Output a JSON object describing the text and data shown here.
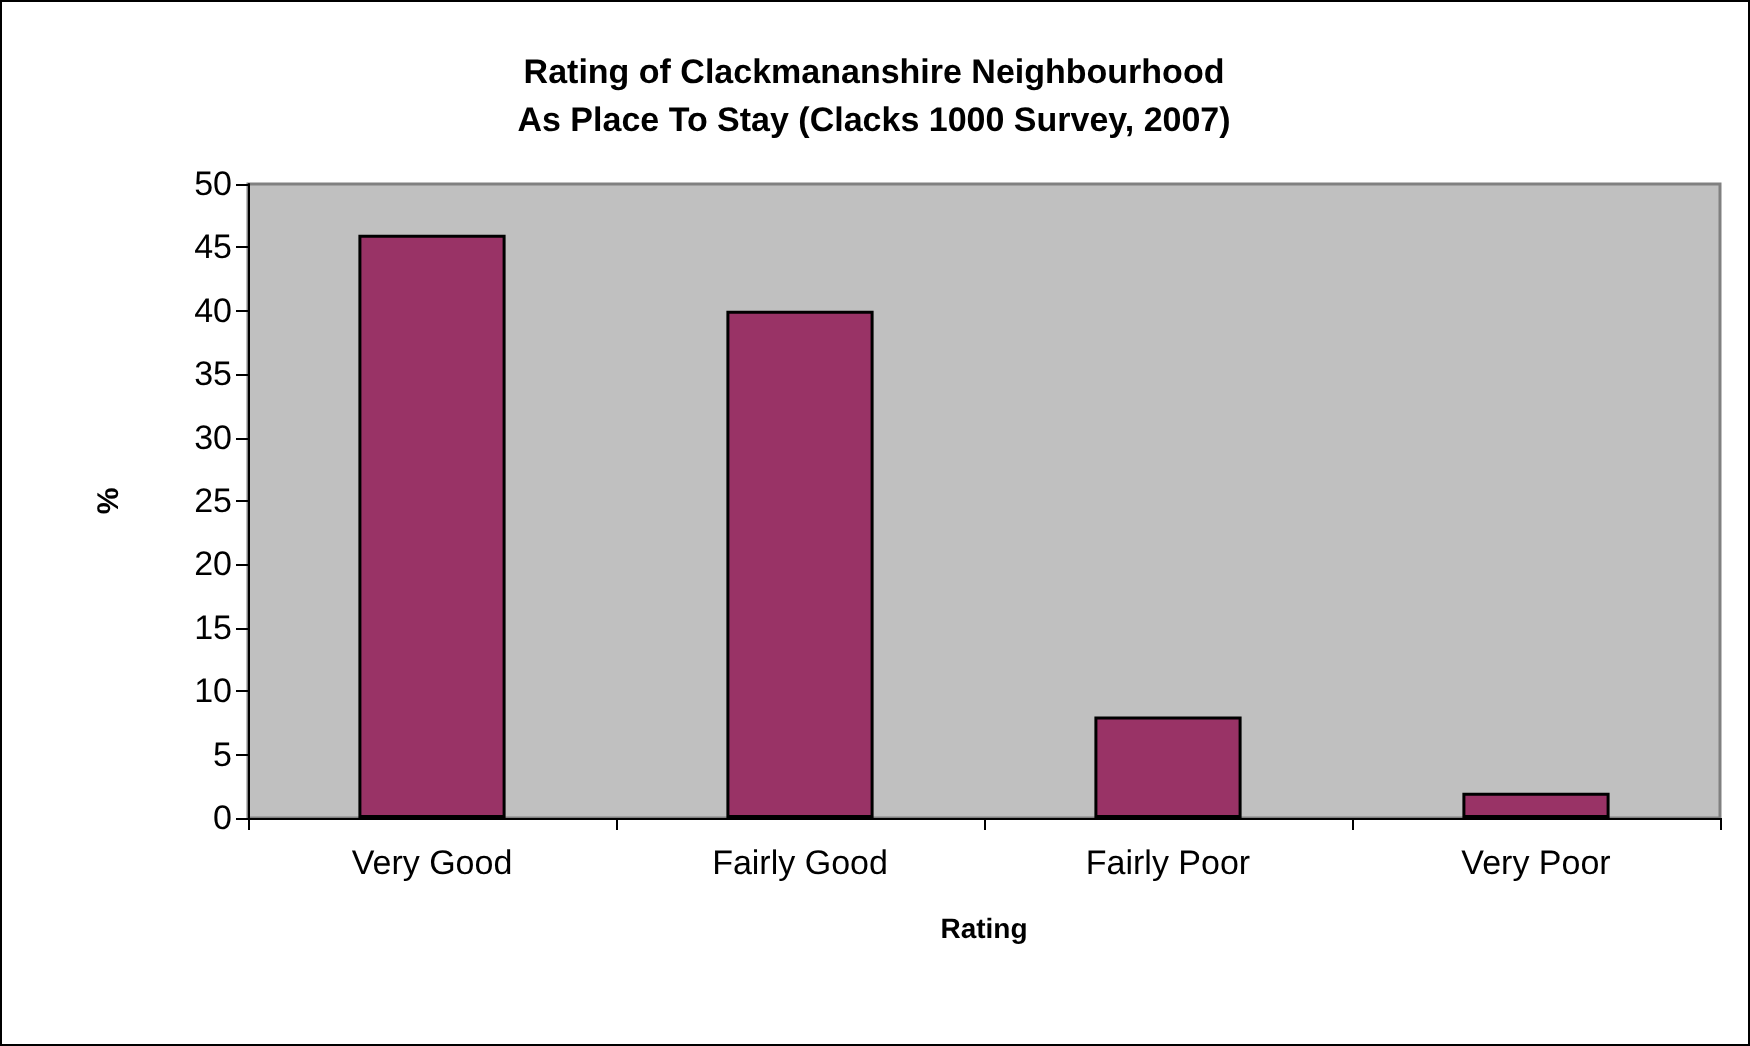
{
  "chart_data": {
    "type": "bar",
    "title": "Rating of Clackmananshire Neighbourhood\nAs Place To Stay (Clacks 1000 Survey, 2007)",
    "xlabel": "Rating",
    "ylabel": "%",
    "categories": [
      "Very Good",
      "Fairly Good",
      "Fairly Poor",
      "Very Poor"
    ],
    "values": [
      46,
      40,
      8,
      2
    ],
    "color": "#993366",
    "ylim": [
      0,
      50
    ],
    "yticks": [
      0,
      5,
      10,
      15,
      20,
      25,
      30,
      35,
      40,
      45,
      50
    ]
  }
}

++++++++

**WRITTEN EXERCISE**: Every record must be copied exactly, with images dropped from the result.

**IN RESPONSE**:
Output a JSON object describing the text and data shown here.
{
  "chart_data": {
    "type": "bar",
    "title": "Rating of Clackmananshire Neighbourhood\nAs Place To Stay (Clacks 1000 Survey, 2007)",
    "xlabel": "Rating",
    "ylabel": "%",
    "categories": [
      "Very Good",
      "Fairly Good",
      "Fairly Poor",
      "Very Poor"
    ],
    "values": [
      46,
      40,
      8,
      2
    ],
    "color": "#993366",
    "ylim": [
      0,
      50
    ],
    "yticks": [
      0,
      5,
      10,
      15,
      20,
      25,
      30,
      35,
      40,
      45,
      50
    ]
  }
}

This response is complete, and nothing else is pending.